━━━━━ EXTRAIT DU TEXTE ━━━━━

Nos regards
Et si Pétain avait rejoint Alger…

> 16 juillet 2023

Et si Pétain avait rejoint Alger…

Jean-Marie Rouart nous propose avec Ils voyagèrent vers des pays perdus, un roman un peu foldingue qui démarre avec cette étrange nouvelle selon laquelle Pétain a rejoint Alger !1 Le lecteur est embarqué à la suite du Général de Gaulle, qui décide de quitter Londres, accompagné de quelques fidèles et de jolies femmes, dans une folle équipée qui va nous mener jusqu’au Népal ! Faisons donc connaissance avec toute cette série de personnages… vrais et imaginaires !

Le commandant Le Gloarec

C’est à lui que revient la lourde charge de diriger le Destiny, un navire plus vraiment bon à la navigation mais destiné, dans le cas présent, à embarquer tout ce joli monde ! Quand il tortillait « sa moustache », on pouvait être certain « qu’il se remuait les méninges » !

Le lieutenant Stanislas de Pontchartrain

C’« était un beau garçon brun, enthousiaste, connu pour son idolâtrie envers le Général ». Il est aussi (!) fort amoureux de Léa, « sa fiancée, une jolie actrice américaine ».

A la fois secrétaire et chauffeur, il a le privilège de conduire la Bentley, cette magnifique voiture au « tableau de bord en acajou de Macassar », qui « exhalait un parfum de cuir de Russie ».

Le diplomate et « frétillant directeur de cabinet »

━━━━━

(CONSIGNE)
Poursuivez la présentation des personnages du roman Ils voyagèrent vers des pays perdus en reprenant juste après le dernier intertitre du texte.

━━━━━ DONNÉES AFFICHÉES ━━━━━

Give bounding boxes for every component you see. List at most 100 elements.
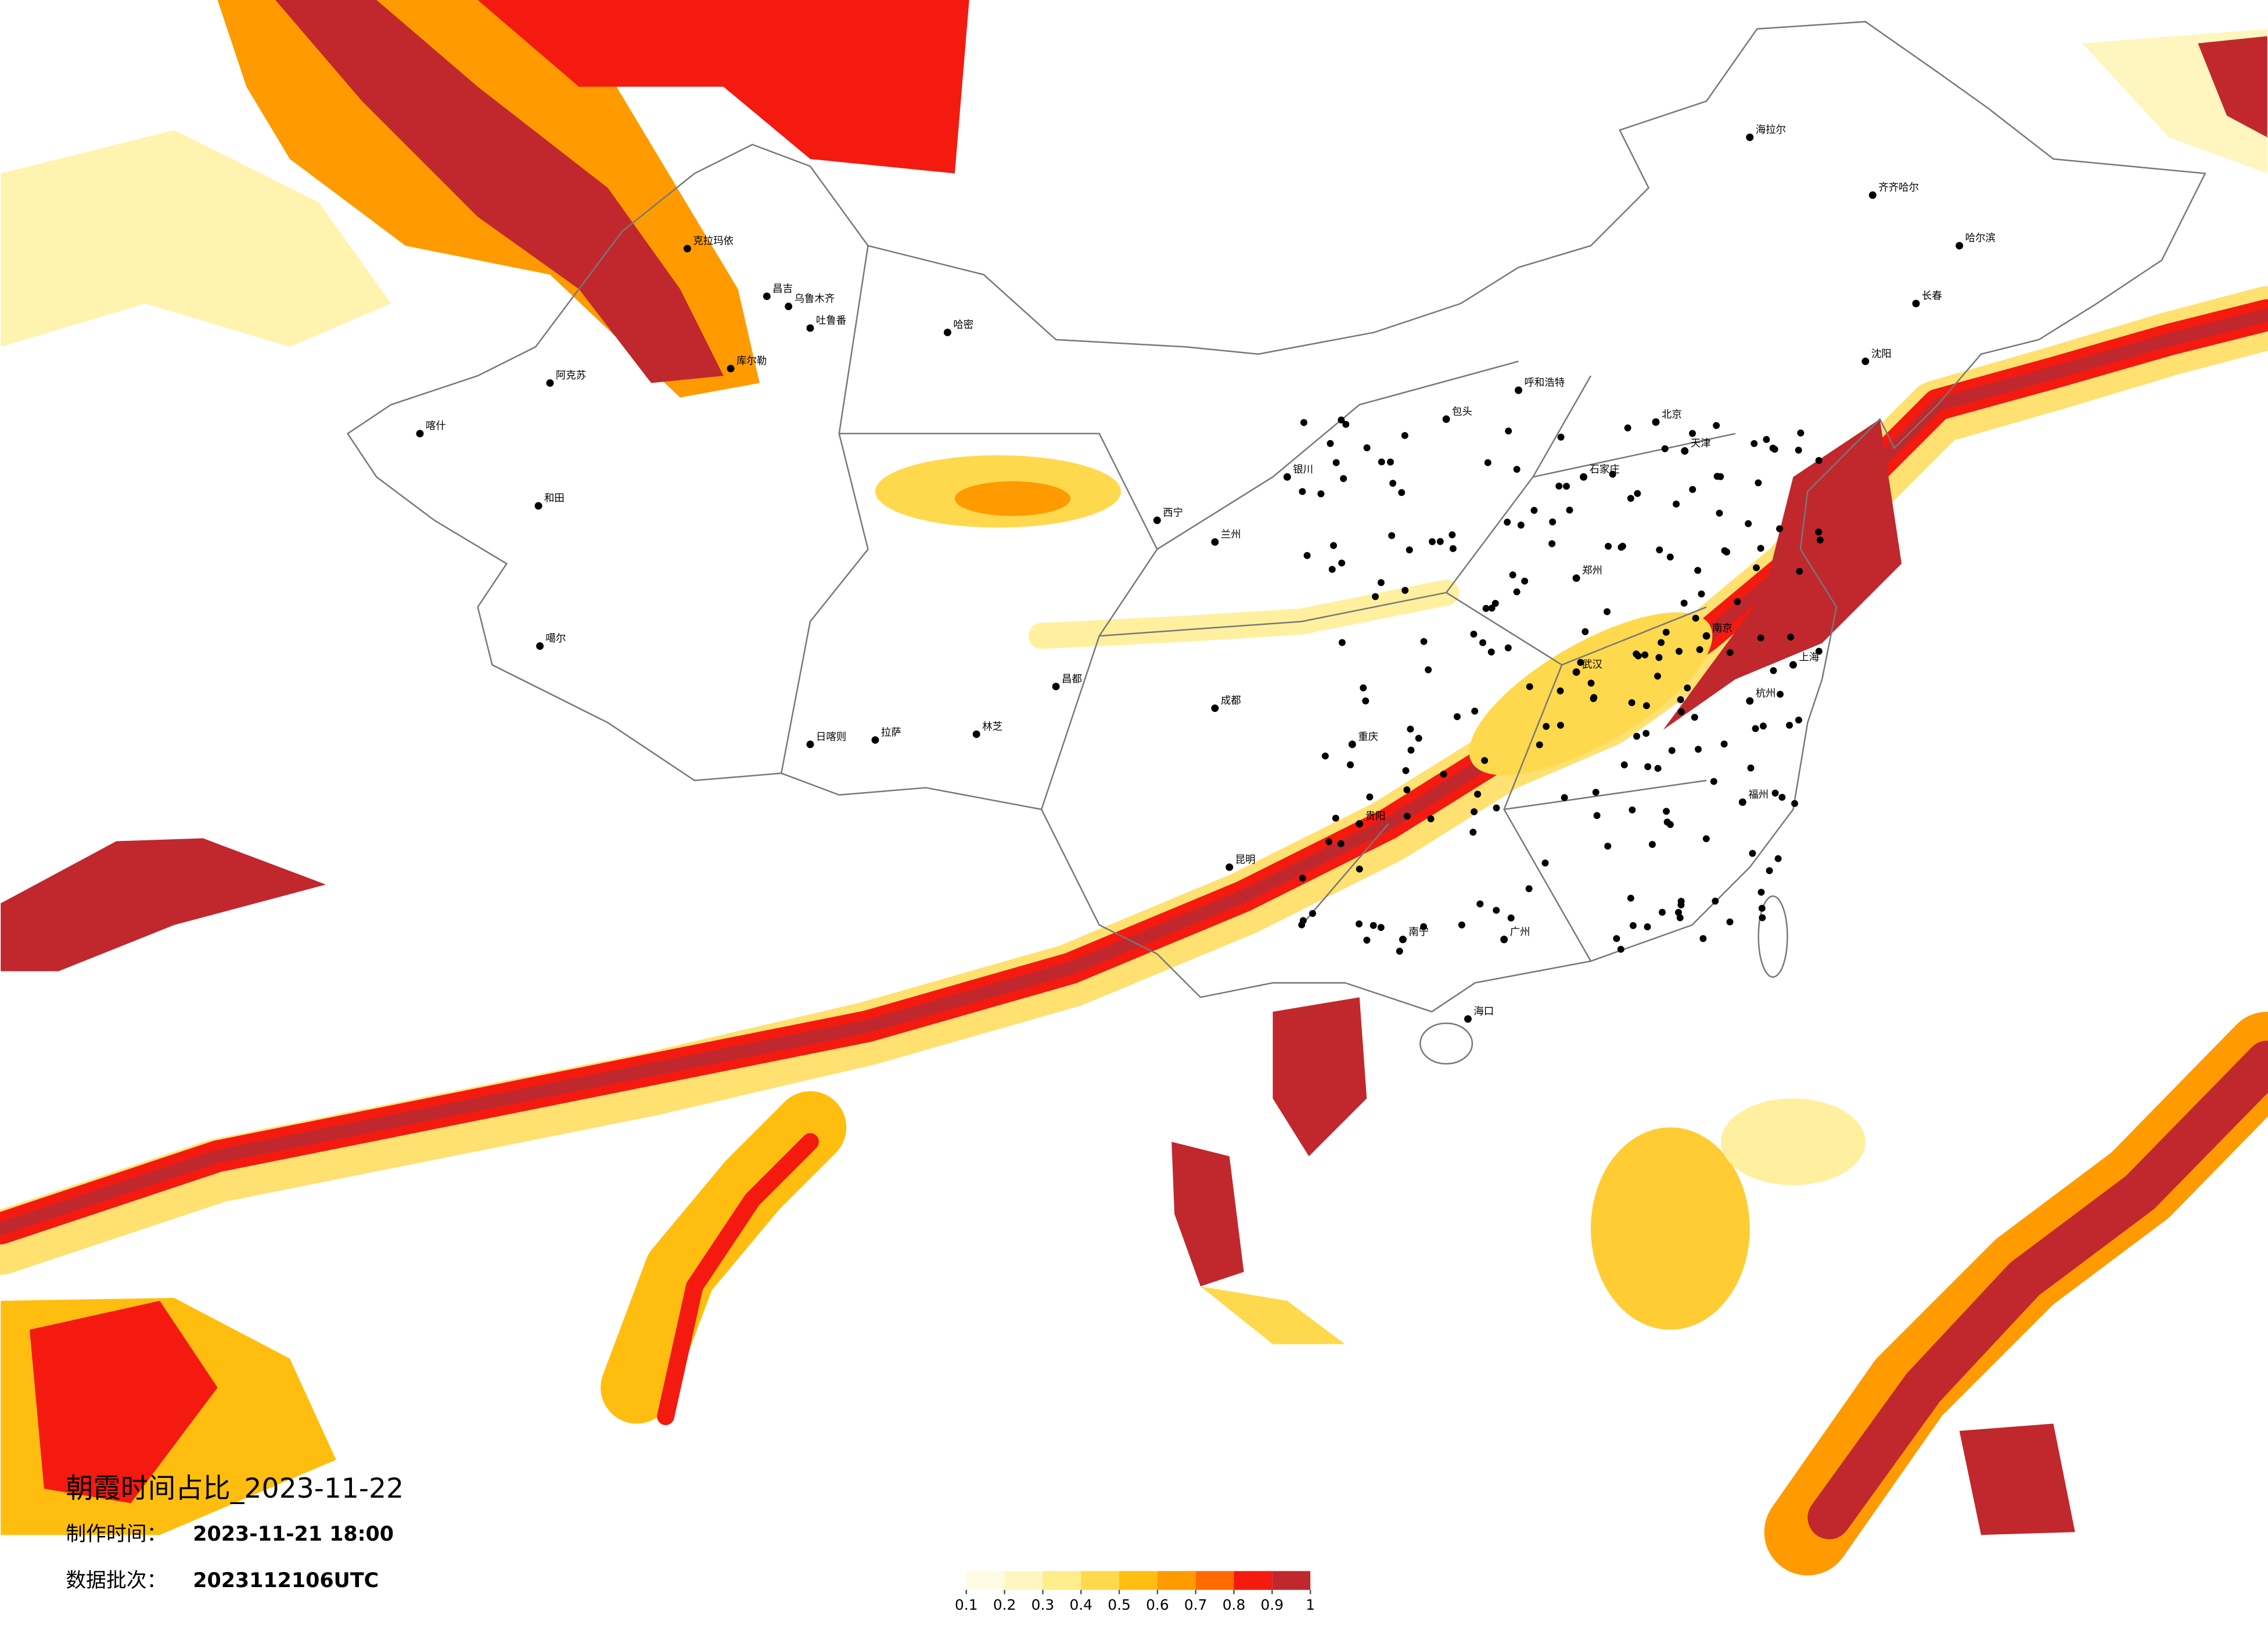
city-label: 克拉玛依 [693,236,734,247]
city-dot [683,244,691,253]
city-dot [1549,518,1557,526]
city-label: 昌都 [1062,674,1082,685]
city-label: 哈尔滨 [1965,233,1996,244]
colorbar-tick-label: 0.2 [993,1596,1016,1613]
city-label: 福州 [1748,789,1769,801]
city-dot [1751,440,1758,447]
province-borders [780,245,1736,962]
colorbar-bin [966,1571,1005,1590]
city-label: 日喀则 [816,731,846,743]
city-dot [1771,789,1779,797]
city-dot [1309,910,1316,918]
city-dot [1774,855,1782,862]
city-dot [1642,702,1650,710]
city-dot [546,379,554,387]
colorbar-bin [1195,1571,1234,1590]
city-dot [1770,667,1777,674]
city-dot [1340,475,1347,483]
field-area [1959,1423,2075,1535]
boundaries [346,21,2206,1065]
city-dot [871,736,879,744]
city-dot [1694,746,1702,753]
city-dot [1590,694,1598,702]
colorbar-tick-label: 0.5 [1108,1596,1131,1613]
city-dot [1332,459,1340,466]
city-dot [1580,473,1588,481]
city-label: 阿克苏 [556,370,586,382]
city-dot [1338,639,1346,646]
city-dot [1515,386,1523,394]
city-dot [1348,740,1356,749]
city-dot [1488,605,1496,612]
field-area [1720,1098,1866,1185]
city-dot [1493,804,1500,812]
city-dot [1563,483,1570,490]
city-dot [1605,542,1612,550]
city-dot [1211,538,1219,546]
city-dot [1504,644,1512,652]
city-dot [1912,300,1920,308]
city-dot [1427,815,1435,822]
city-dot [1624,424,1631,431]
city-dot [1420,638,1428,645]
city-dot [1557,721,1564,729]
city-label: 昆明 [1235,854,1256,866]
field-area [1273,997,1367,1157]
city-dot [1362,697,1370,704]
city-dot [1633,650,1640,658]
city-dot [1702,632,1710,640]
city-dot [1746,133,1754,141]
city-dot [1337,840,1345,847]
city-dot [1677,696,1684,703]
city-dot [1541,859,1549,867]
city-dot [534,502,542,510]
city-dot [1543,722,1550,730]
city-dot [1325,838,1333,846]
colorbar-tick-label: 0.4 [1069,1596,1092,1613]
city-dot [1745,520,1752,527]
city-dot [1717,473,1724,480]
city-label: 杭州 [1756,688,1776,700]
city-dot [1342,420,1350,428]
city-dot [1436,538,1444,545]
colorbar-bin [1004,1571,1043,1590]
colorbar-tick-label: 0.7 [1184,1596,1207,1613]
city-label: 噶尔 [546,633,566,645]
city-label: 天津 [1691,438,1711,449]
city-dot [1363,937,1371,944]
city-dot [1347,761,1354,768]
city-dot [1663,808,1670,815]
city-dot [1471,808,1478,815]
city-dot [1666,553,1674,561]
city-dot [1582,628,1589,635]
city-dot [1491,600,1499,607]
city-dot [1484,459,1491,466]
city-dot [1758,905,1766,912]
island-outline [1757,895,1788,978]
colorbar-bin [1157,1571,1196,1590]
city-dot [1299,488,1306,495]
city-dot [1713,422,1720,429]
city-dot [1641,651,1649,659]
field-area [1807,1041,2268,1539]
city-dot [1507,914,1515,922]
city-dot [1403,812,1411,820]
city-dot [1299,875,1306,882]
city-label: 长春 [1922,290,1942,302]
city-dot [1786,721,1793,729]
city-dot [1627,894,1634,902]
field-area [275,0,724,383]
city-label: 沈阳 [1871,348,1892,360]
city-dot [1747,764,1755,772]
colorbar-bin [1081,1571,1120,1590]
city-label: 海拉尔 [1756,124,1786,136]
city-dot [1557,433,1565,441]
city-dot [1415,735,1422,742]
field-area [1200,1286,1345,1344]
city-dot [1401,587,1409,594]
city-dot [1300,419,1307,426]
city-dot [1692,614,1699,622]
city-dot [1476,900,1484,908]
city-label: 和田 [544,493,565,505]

━━━━━
━━━━━ DONNÉES AFFICHÉES ━━━━━

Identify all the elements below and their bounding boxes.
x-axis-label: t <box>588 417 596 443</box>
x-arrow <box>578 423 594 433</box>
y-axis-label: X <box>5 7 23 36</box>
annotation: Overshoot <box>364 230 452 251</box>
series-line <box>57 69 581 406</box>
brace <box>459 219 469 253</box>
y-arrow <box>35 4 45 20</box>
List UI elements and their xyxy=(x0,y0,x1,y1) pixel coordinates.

━━━━━
━━━━━ DONNÉES AFFICHÉES ━━━━━

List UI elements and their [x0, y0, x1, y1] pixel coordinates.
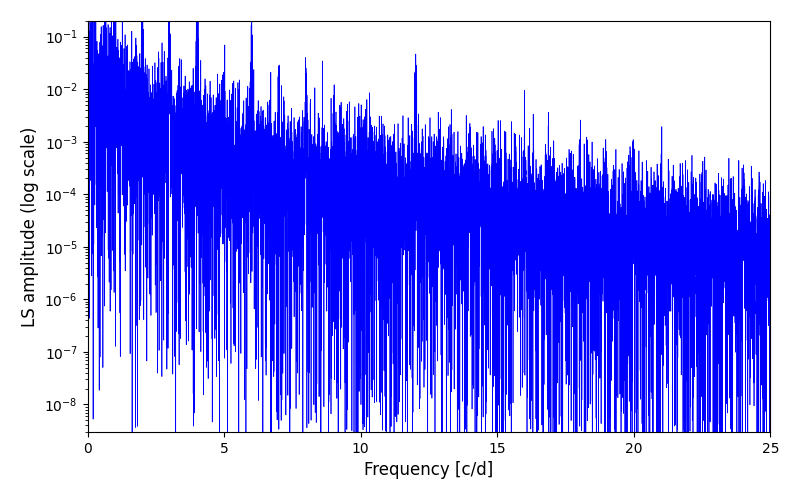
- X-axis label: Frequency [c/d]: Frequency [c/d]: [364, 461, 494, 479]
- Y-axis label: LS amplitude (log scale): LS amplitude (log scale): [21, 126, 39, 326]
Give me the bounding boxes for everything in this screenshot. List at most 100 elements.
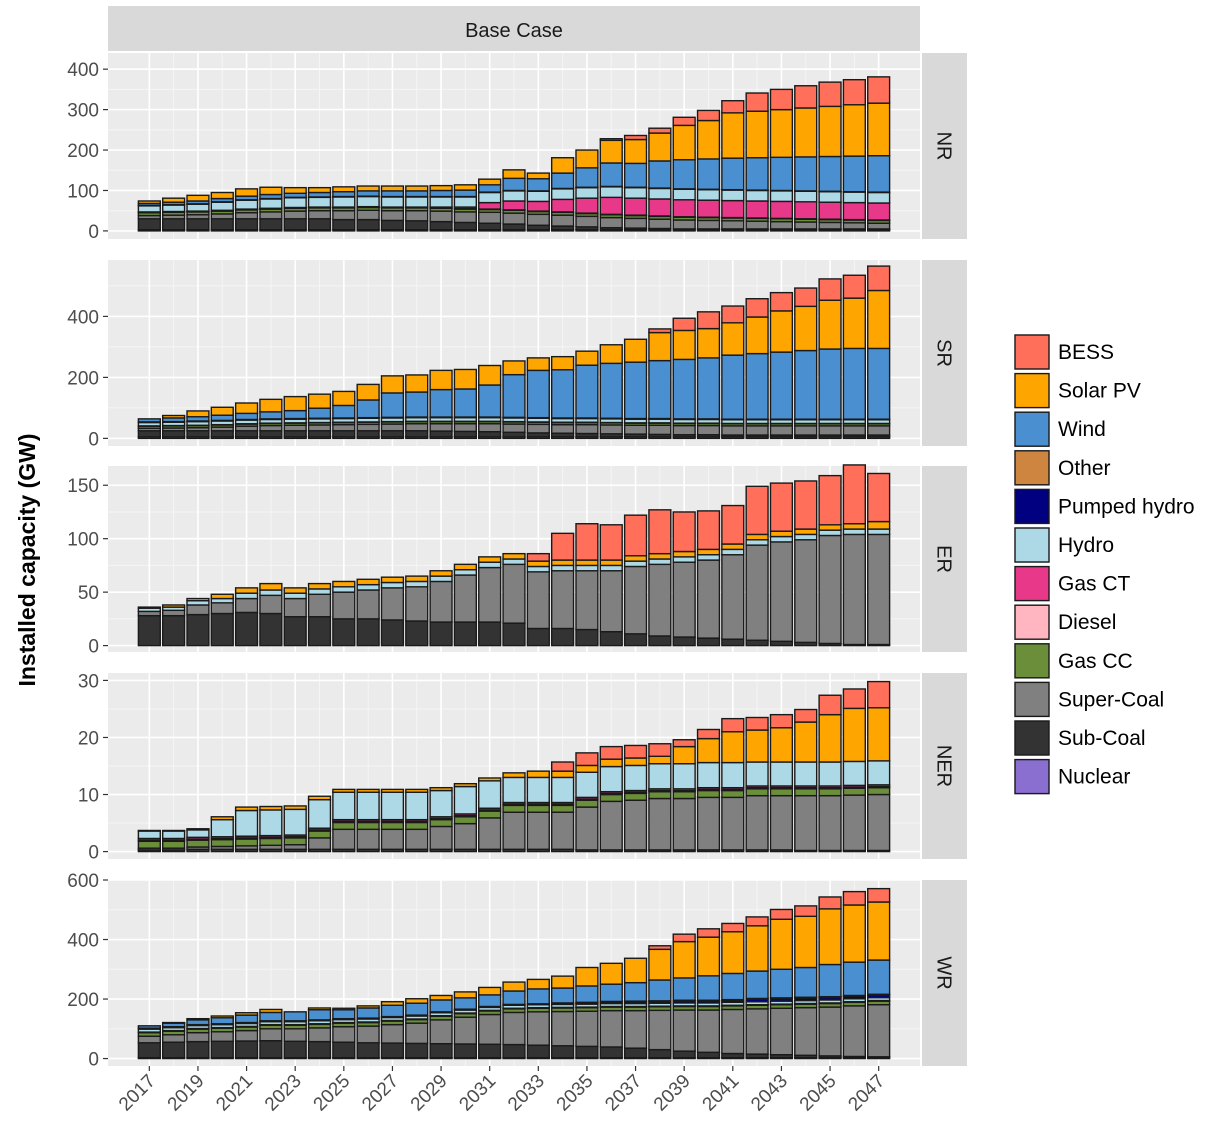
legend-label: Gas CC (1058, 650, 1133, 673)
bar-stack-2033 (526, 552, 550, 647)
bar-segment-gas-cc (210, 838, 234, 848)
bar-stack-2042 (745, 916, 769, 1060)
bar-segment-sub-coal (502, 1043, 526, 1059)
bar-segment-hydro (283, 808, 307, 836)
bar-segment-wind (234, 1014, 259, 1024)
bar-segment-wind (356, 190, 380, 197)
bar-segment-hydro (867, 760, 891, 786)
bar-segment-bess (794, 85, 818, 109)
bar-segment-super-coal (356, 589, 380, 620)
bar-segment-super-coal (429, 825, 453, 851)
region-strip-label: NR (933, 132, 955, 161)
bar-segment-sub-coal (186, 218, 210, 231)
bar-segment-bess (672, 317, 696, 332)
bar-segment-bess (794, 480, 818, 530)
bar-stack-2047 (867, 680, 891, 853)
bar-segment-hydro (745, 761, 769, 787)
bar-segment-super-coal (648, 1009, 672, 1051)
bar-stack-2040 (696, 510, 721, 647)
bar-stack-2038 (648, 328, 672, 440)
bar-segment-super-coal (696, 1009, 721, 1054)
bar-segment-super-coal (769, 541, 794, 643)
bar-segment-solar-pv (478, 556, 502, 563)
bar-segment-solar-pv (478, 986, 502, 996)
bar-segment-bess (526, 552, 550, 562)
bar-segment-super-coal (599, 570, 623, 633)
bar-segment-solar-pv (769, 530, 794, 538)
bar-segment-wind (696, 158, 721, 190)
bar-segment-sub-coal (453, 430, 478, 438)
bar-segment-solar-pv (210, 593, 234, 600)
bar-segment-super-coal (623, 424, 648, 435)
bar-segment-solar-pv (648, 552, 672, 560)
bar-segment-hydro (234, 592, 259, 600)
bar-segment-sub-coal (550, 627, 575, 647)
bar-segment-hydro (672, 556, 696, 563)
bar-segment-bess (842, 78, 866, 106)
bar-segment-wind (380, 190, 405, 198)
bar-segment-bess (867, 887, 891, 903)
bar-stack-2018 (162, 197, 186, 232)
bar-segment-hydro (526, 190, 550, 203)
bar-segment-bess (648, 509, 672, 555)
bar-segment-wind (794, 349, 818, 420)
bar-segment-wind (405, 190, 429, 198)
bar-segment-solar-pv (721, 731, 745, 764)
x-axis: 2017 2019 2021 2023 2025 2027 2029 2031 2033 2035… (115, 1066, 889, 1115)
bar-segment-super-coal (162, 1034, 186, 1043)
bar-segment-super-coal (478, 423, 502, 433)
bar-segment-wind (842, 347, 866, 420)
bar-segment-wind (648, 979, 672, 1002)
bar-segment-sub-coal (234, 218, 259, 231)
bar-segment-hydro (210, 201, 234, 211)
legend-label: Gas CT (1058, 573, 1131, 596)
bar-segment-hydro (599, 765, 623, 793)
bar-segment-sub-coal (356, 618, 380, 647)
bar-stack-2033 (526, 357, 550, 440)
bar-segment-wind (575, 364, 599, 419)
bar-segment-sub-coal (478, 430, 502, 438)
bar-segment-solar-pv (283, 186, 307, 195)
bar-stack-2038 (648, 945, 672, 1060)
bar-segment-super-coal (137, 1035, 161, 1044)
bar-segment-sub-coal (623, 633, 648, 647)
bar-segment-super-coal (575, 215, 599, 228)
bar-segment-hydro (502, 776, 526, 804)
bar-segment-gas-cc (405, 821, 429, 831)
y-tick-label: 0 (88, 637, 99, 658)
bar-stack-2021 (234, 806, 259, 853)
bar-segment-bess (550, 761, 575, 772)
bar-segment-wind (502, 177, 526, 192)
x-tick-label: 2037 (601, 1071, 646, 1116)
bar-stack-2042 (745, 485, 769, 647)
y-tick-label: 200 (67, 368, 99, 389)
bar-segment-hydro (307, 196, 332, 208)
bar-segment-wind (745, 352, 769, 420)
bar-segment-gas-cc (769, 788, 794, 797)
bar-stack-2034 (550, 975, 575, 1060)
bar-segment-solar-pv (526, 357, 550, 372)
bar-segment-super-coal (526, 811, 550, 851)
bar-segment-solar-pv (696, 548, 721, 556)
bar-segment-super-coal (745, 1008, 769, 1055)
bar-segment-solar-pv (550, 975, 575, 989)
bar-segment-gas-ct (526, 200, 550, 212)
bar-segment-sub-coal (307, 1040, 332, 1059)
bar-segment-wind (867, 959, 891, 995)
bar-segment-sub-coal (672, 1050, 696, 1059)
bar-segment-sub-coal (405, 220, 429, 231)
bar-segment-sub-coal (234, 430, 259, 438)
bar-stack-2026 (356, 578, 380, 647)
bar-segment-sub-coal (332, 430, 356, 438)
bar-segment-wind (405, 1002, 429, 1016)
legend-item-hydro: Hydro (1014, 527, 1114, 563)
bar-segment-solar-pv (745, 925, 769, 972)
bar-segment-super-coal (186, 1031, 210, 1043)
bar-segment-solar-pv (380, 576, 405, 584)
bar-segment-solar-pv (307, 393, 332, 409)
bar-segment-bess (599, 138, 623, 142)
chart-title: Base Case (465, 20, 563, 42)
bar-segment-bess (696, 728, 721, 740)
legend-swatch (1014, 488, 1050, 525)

━━━━━

(RÉPONSE CI-DESSOUS)
Gaston Palewski est un diplomate très cosmétiqué. Il est « poudré, talqué à la poudre Yardley, vaporisé à l’eau de lavande éponyme ». Il est un peu inquiet des « traits tirés de son visage »… surtout quand il s’agit de rejoindre sa maîtresse, « la romancière Nancy Mitford ».

L’écrivain opiomane

Jeff Kessel « était un grand connaisseur de la tige de bambou », au grand désespoir de son neveu, Maurice Druon, « beau et blond comme un jeune dieu grec ». Jeff, quant à lui, a le « visage buriné où les rides traçaient autant de petites rivières que sur une carte d’état-major, rides qui semblaient avoir eu chacune son histoire dans son parcours grandiose et malheureux ».

Les jolies femmes de l’expédition

Il y a tout d’abord, Stefania, une « blonde, d’un blond cendré ». Elle est très belle (elle tient cela de sa mère, la princesse Sablonski, « une très belle femme aux paupières bleu clair »). Elle doit se parfumer à la coumarine,2 car Stanislas « sentait dans ses cheveux une odeur de foin coupé ».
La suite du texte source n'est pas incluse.